TÂCHE À RÉALISER → Réécrivez les lignes des données en commençant par celle qui contient « avatar-tieu-nhat-bach[interactable] — [26, 147, 98, 219] » et en terminant par celle qui contient « plus-icon — [404, 959, 426, 981] ». Remplacez-y « sender-name » par « author-name » et laissez tout le reste intact.

DONNÉES →
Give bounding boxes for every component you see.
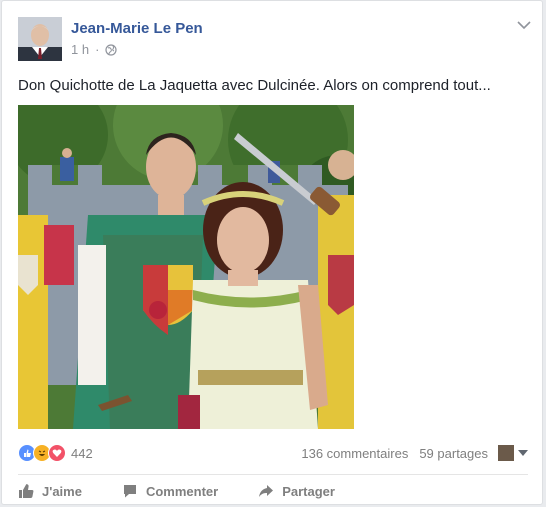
chevron-down-icon[interactable] xyxy=(516,19,532,31)
love-reaction-icon xyxy=(48,444,66,462)
reactions-summary[interactable]: 442 xyxy=(18,444,93,462)
share-label: Partager xyxy=(282,483,335,499)
author-name[interactable]: Jean-Marie Le Pen xyxy=(71,20,203,37)
share-button[interactable]: Partager xyxy=(258,483,335,499)
author-avatar[interactable] xyxy=(18,17,62,61)
post-card: Jean-Marie Le Pen 1 h · Don Quichotte de… xyxy=(1,0,543,505)
page-selector-avatar[interactable] xyxy=(498,445,514,461)
like-label: J'aime xyxy=(42,483,82,499)
action-bar: J'aime Commenter Partager xyxy=(18,481,335,501)
shares-count[interactable]: 59 partages xyxy=(419,446,488,461)
divider xyxy=(18,474,528,475)
separator-dot: · xyxy=(95,42,100,57)
post-time[interactable]: 1 h xyxy=(71,42,89,57)
globe-icon xyxy=(105,43,118,56)
post-photo[interactable] xyxy=(18,105,354,429)
comments-count[interactable]: 136 commentaires xyxy=(301,446,408,461)
like-button[interactable]: J'aime xyxy=(18,483,82,499)
thumbs-up-icon xyxy=(19,484,34,498)
comment-icon xyxy=(123,485,136,498)
comment-label: Commenter xyxy=(145,483,219,499)
caret-down-icon[interactable] xyxy=(518,450,528,456)
share-arrow-icon xyxy=(259,485,274,497)
comment-button[interactable]: Commenter xyxy=(122,483,218,499)
post-text: Don Quichotte de La Jaquetta avec Dulcin… xyxy=(18,77,491,94)
post-meta: 1 h · xyxy=(71,42,118,57)
reaction-count: 442 xyxy=(71,445,93,461)
post-stats: 442 136 commentaires 59 partages xyxy=(18,443,528,463)
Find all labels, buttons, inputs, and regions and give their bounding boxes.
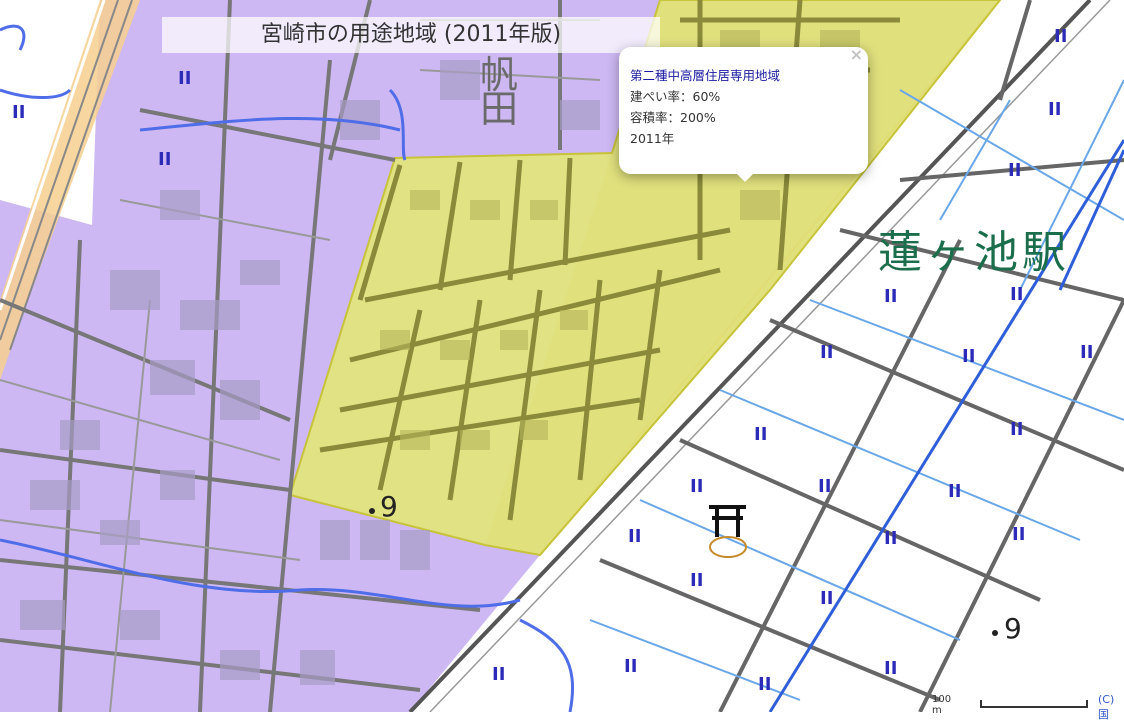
- svg-text:II: II: [690, 570, 703, 591]
- svg-text:II: II: [1010, 284, 1023, 305]
- svg-text:II: II: [1080, 342, 1093, 363]
- scale-label: 100 m: [932, 694, 952, 716]
- svg-text:II: II: [1010, 419, 1023, 440]
- station-label: 蓮ヶ池駅: [878, 227, 1070, 278]
- benchmark-label-left: 9: [380, 490, 398, 523]
- svg-text:II: II: [884, 528, 897, 549]
- svg-text:II: II: [962, 346, 975, 367]
- svg-text:II: II: [1048, 99, 1061, 120]
- scale-line: [980, 700, 1088, 708]
- svg-text:II: II: [1008, 160, 1021, 181]
- popup-zone-name: 第二種中高層住居専用地域: [630, 68, 781, 83]
- svg-text:II: II: [820, 588, 833, 609]
- benchmark-label-right: 9: [1004, 612, 1022, 645]
- svg-text:II: II: [1012, 524, 1025, 545]
- svg-text:II: II: [624, 656, 637, 677]
- popup-coverage: 建ぺい率：60%: [630, 89, 721, 104]
- field-label: 田: [480, 87, 519, 131]
- svg-text:II: II: [628, 526, 641, 547]
- close-icon[interactable]: ×: [850, 44, 863, 65]
- svg-text:II: II: [12, 102, 25, 123]
- svg-text:II: II: [690, 476, 703, 497]
- svg-text:II: II: [158, 149, 171, 170]
- svg-text:II: II: [492, 664, 505, 685]
- attribution-link[interactable]: (C) 国: [1098, 693, 1124, 722]
- svg-text:II: II: [758, 674, 771, 695]
- svg-text:II: II: [1054, 26, 1067, 47]
- svg-text:II: II: [178, 68, 191, 89]
- svg-text:II: II: [884, 658, 897, 679]
- map-canvas[interactable]: II II II II II II II II II II II II II II II II II I…: [0, 0, 1124, 712]
- svg-text:II: II: [948, 481, 961, 502]
- zone-info-popup: × 第二種中高層住居専用地域 建ぺい率：60% 容積率：200% 2011年: [619, 44, 868, 182]
- popup-floor-ratio: 容積率：200%: [630, 110, 716, 125]
- map-title: 宮崎市の用途地域 (2011年版): [162, 17, 660, 53]
- popup-year: 2011年: [630, 131, 675, 146]
- svg-text:II: II: [820, 342, 833, 363]
- svg-text:II: II: [754, 424, 767, 445]
- svg-text:II: II: [884, 286, 897, 307]
- svg-text:II: II: [818, 476, 831, 497]
- popup-tip: [735, 172, 755, 182]
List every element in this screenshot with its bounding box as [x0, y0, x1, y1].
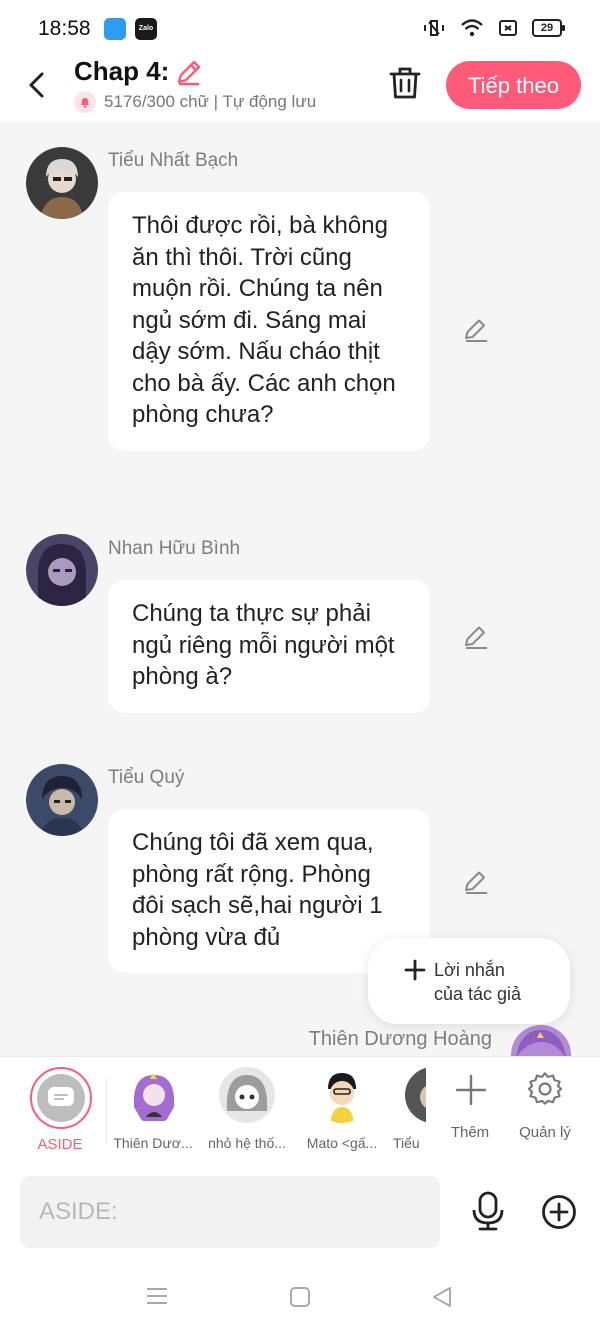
avatar-tieu-nhat-bach[interactable] — [26, 147, 98, 219]
add-character-icon[interactable] — [455, 1074, 487, 1106]
aside-input[interactable] — [20, 1176, 440, 1248]
trash-icon[interactable] — [388, 65, 422, 101]
chapter-title-text: Chap 4: — [74, 56, 170, 86]
character-label: nhỏ hệ thố... — [208, 1135, 286, 1151]
bell-icon — [74, 91, 96, 113]
app-notification-icon — [104, 18, 126, 40]
edit-message-icon[interactable] — [462, 868, 490, 896]
character-avatar[interactable] — [314, 1067, 370, 1123]
edit-message-icon[interactable] — [462, 316, 490, 344]
home-icon[interactable] — [289, 1286, 311, 1308]
sim-icon — [499, 20, 517, 36]
aside-label: ASIDE — [37, 1136, 83, 1153]
character-avatar[interactable] — [219, 1067, 275, 1123]
add-circle-icon[interactable] — [541, 1194, 577, 1230]
sender-name: Tiểu Nhất Bạch — [108, 150, 239, 171]
character-label: Mato <gấ... — [306, 1135, 378, 1151]
sender-name: Nhan Hữu Bình — [108, 538, 241, 559]
plus-icon — [404, 959, 426, 981]
back-arrow-icon[interactable] — [22, 70, 52, 100]
status-icons: 29 — [422, 18, 565, 38]
author-note-line2: của tác giả — [434, 984, 522, 1004]
next-button[interactable]: Tiếp theo — [446, 61, 581, 109]
edit-message-icon[interactable] — [462, 623, 490, 651]
recent-apps-icon[interactable] — [145, 1286, 169, 1306]
avatar-nhan-huu-binh[interactable] — [26, 534, 98, 606]
avatar-tieu-quy[interactable] — [26, 764, 98, 836]
microphone-icon[interactable] — [471, 1191, 505, 1231]
battery-indicator: 29 — [532, 19, 565, 37]
aside-bubble-icon — [48, 1087, 74, 1106]
character-bar: ASIDE Thiên Dươ... nhỏ hệ thố... Mato <g… — [0, 1056, 600, 1168]
sender-name: Thiên Dương Hoàng — [308, 1028, 492, 1050]
message-bubble[interactable]: Chúng ta thực sự phải ngủ riêng mỗi ngườ… — [108, 580, 430, 713]
back-nav-icon[interactable] — [430, 1285, 454, 1309]
aside-character[interactable] — [30, 1067, 92, 1129]
character-label: Tiểu — [393, 1135, 420, 1151]
divider — [106, 1079, 107, 1143]
character-avatar[interactable] — [405, 1067, 426, 1123]
character-avatar[interactable] — [126, 1067, 182, 1123]
message-bubble[interactable]: Thôi được rồi, bà không ăn thì thôi. Trờ… — [108, 192, 430, 451]
author-note-line1: Lời nhắn — [434, 960, 505, 980]
avatar-thien-duong-hoang[interactable] — [510, 1024, 572, 1056]
wifi-icon — [461, 19, 483, 37]
word-count-status: 5176/300 chữ | Tự động lưu — [74, 91, 316, 113]
mute-vibrate-icon — [424, 20, 444, 36]
manage-label[interactable]: Quản lý — [510, 1124, 580, 1141]
gear-icon[interactable] — [527, 1072, 563, 1108]
author-note-button[interactable]: Lời nhắn của tác giả — [368, 938, 570, 1024]
status-time: 18:58 — [38, 17, 91, 40]
sender-name: Tiểu Quý — [108, 767, 185, 788]
more-label[interactable]: Thêm — [440, 1124, 500, 1141]
word-count-text: 5176/300 chữ | Tự động lưu — [104, 92, 317, 111]
character-label: Thiên Dươ... — [113, 1135, 193, 1151]
edit-title-icon[interactable] — [175, 58, 203, 86]
chapter-title[interactable]: Chap 4: — [74, 56, 203, 87]
zalo-notification-icon: Zalo — [135, 18, 157, 40]
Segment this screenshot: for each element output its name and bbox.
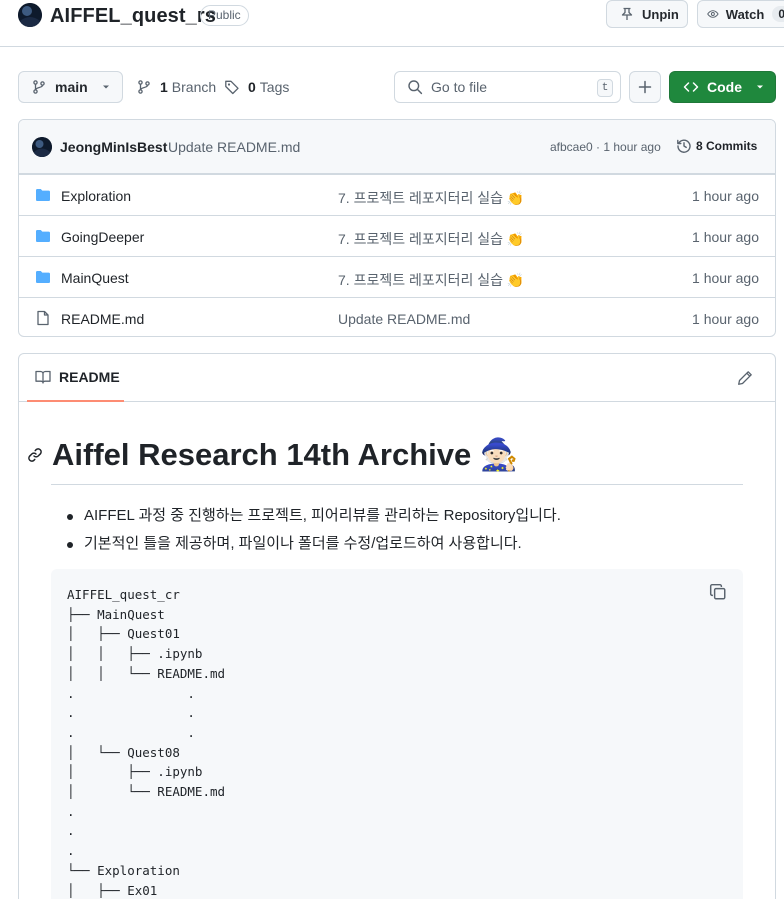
commit-message[interactable]: Update README.md: [168, 139, 300, 155]
file-row[interactable]: Exploration 7. 프로젝트 레포지터리 실습 👏 1 hour ag…: [19, 174, 775, 215]
watch-button[interactable]: Watch 0: [697, 0, 784, 28]
code-icon: [683, 82, 699, 92]
file-updated-time: 1 hour ago: [692, 229, 759, 245]
list-item: 기본적인 틀을 제공하며, 파일이나 폴더를 수정/업로드하여 사용합니다.: [67, 530, 561, 558]
chevron-down-icon: [757, 85, 763, 89]
eye-icon: [707, 10, 719, 18]
branch-icon: [33, 80, 45, 94]
commits-history-link[interactable]: 8 Commits: [676, 138, 757, 154]
file-name[interactable]: README.md: [61, 311, 144, 327]
readme-title: Aiffel Research 14th Archive 🧙🏻: [52, 437, 519, 472]
unpin-label: Unpin: [642, 6, 679, 22]
list-item: AIFFEL 과정 중 진행하는 프로젝트, 피어리뷰를 관리하는 Reposi…: [67, 502, 561, 530]
code-block: AIFFEL_quest_cr ├── MainQuest │ ├── Ques…: [51, 569, 743, 899]
readme-panel: README Aiffel Research 14th Archive 🧙🏻 A…: [18, 353, 776, 899]
readme-bullet-list: AIFFEL 과정 중 진행하는 프로젝트, 피어리뷰를 관리하는 Reposi…: [67, 502, 561, 558]
heading-divider: [51, 484, 743, 485]
add-file-button[interactable]: [629, 71, 661, 103]
visibility-badge: Public: [200, 5, 249, 26]
latest-commit-bar: JeongMinIsBest Update README.md afbcae0 …: [19, 120, 775, 174]
commit-author[interactable]: JeongMinIsBest: [60, 139, 167, 155]
branch-icon: [138, 80, 150, 94]
file-commit-message[interactable]: 7. 프로젝트 레포지터리 실습 👏: [338, 229, 524, 249]
file-row[interactable]: README.md Update README.md 1 hour ago: [19, 297, 775, 336]
repo-name[interactable]: AIFFEL_quest_rs: [50, 5, 216, 28]
watch-count: 0: [772, 6, 784, 22]
branches-label: Branch: [171, 79, 217, 95]
repo-header: AIFFEL_quest_rs Public Unpin Watch 0: [0, 0, 784, 47]
code-button[interactable]: Code: [669, 71, 776, 103]
file-updated-time: 1 hour ago: [692, 311, 759, 327]
folder-icon: [36, 189, 50, 201]
folder-icon: [36, 271, 50, 283]
commits-count: 8 Commits: [696, 139, 758, 153]
link-icon[interactable]: [27, 447, 43, 463]
file-name[interactable]: MainQuest: [61, 270, 129, 286]
branches-link[interactable]: 1 Branch: [136, 71, 216, 103]
tab-readme[interactable]: README: [27, 354, 124, 402]
file-commit-message[interactable]: 7. 프로젝트 레포지터리 실습 👏: [338, 270, 524, 290]
code-label: Code: [707, 79, 742, 95]
file-table: JeongMinIsBest Update README.md afbcae0 …: [18, 119, 776, 337]
owner-avatar[interactable]: [18, 3, 42, 27]
file-row[interactable]: GoingDeeper 7. 프로젝트 레포지터리 실습 👏 1 hour ag…: [19, 215, 775, 256]
search-icon: [408, 80, 423, 95]
search-input[interactable]: [431, 79, 591, 95]
watch-label: Watch: [725, 6, 765, 22]
go-to-file-search[interactable]: t: [394, 71, 621, 103]
file-updated-time: 1 hour ago: [692, 188, 759, 204]
branch-name: main: [55, 79, 88, 95]
copy-icon[interactable]: [709, 583, 727, 601]
author-avatar[interactable]: [32, 137, 52, 157]
unpin-button[interactable]: Unpin: [606, 0, 688, 28]
pin-icon: [621, 7, 633, 20]
directory-tree-code: AIFFEL_quest_cr ├── MainQuest │ ├── Ques…: [67, 587, 226, 898]
file-name[interactable]: GoingDeeper: [61, 229, 144, 245]
file-name[interactable]: Exploration: [61, 188, 131, 204]
history-icon: [677, 139, 691, 153]
tags-link[interactable]: 0 Tags: [224, 71, 289, 103]
file-icon: [37, 310, 49, 326]
keyboard-shortcut-hint: t: [597, 79, 613, 97]
chevron-down-icon: [102, 85, 109, 89]
tags-label: Tags: [259, 79, 290, 95]
folder-icon: [36, 230, 50, 242]
file-commit-message[interactable]: 7. 프로젝트 레포지터리 실습 👏: [338, 188, 524, 208]
file-commit-message[interactable]: Update README.md: [338, 311, 470, 327]
branches-count: 1: [160, 79, 168, 95]
tags-count: 0: [248, 79, 256, 95]
plus-icon: [638, 80, 652, 94]
branch-selector[interactable]: main: [18, 71, 123, 103]
tag-icon: [225, 80, 239, 95]
commit-hash-time[interactable]: afbcae0 · 1 hour ago: [550, 140, 661, 154]
book-icon: [35, 370, 51, 384]
file-updated-time: 1 hour ago: [692, 270, 759, 286]
pencil-icon[interactable]: [737, 370, 753, 386]
readme-header: README: [19, 354, 775, 402]
readme-tab-label: README: [59, 369, 120, 385]
file-row[interactable]: MainQuest 7. 프로젝트 레포지터리 실습 👏 1 hour ago: [19, 256, 775, 297]
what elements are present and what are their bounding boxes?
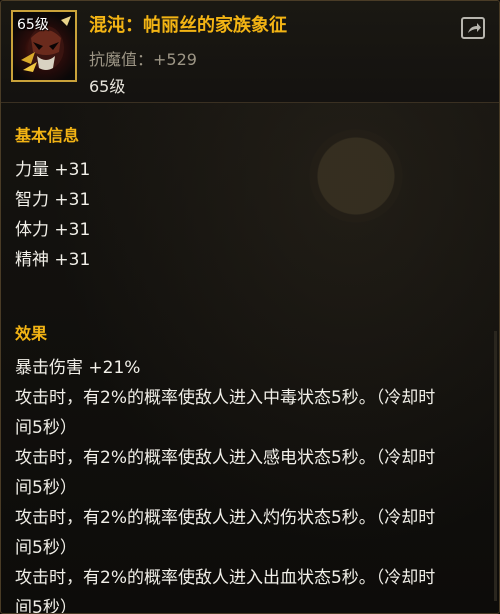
item-icon[interactable]: 65级 [11,10,77,82]
effect-line: 攻击时，有2%的概率使敌人进入灼伤状态5秒。（冷却时 [15,508,436,528]
item-level-badge: 65级 [17,17,49,33]
stat-vitality: 体力 +31 [15,220,91,240]
share-icon [468,23,481,33]
effect-line: 间5秒） [15,478,77,498]
effect-line: 攻击时，有2%的概率使敌人进入出血状态5秒。（冷却时 [15,568,436,588]
effect-line: 间5秒） [15,598,77,614]
item-header: 65级 混沌：帕丽丝的家族象征 抗魔值：+529 65级 [1,1,499,103]
basic-info-title: 基本信息 [15,126,80,145]
share-button[interactable] [461,17,485,39]
effect-line: 攻击时，有2%的概率使敌人进入感电状态5秒。（冷却时 [15,448,436,468]
effect-line: 暴击伤害 +21% [15,358,141,378]
scrollbar[interactable] [494,331,497,601]
stat-intelligence: 智力 +31 [15,190,91,210]
magic-resistance: 抗魔值：+529 [89,50,197,69]
effect-line: 间5秒） [15,418,77,438]
stat-spirit: 精神 +31 [15,250,91,270]
stat-strength: 力量 +31 [15,160,91,180]
effects-title: 效果 [15,324,48,343]
level-requirement: 65级 [89,77,126,96]
effect-line: 间5秒） [15,538,77,558]
item-name: 混沌：帕丽丝的家族象征 [89,15,287,36]
item-tooltip: 65级 混沌：帕丽丝的家族象征 抗魔值：+529 65级 基本信息 力量 +31… [0,0,500,614]
effect-line: 攻击时，有2%的概率使敌人进入中毒状态5秒。（冷却时 [15,388,436,408]
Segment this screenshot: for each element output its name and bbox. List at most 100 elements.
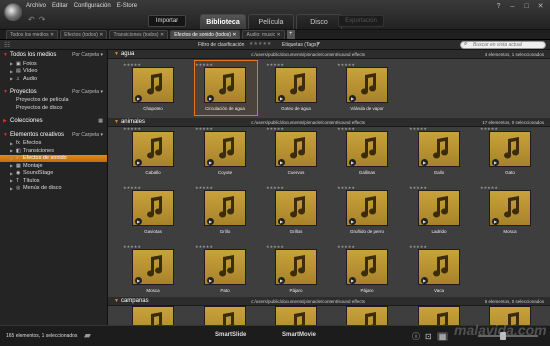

SOLUTION →
avatar-tieu-nhat-bach[interactable] — [26, 147, 98, 219]
add-character-icon[interactable] — [455, 1074, 487, 1106]
aside-input[interactable] — [20, 1176, 440, 1248]
trash-icon[interactable] — [388, 65, 422, 101]
chapter-title-text: Chap 4: — [74, 56, 170, 86]
character-label: nhỏ hệ thố... — [208, 1135, 286, 1151]
bell-icon — [74, 91, 96, 113]
app-notification-icon — [104, 18, 126, 40]
edit-message-icon[interactable] — [462, 868, 490, 896]
character-avatar[interactable] — [314, 1067, 370, 1123]
edit-message-icon[interactable] — [462, 316, 490, 344]
home-icon[interactable] — [289, 1286, 311, 1308]
sim-icon — [499, 20, 517, 36]
aside-label: ASIDE — [37, 1136, 83, 1153]
character-avatar[interactable] — [219, 1067, 275, 1123]
add-circle-icon[interactable] — [541, 1194, 577, 1230]
author-name: Tiểu Nhất Bạch — [108, 150, 239, 171]
character-label: Mato <gấ... — [306, 1135, 378, 1151]
author-name: Nhan Hữu Bình — [108, 538, 241, 559]
plus-icon — [404, 959, 426, 981]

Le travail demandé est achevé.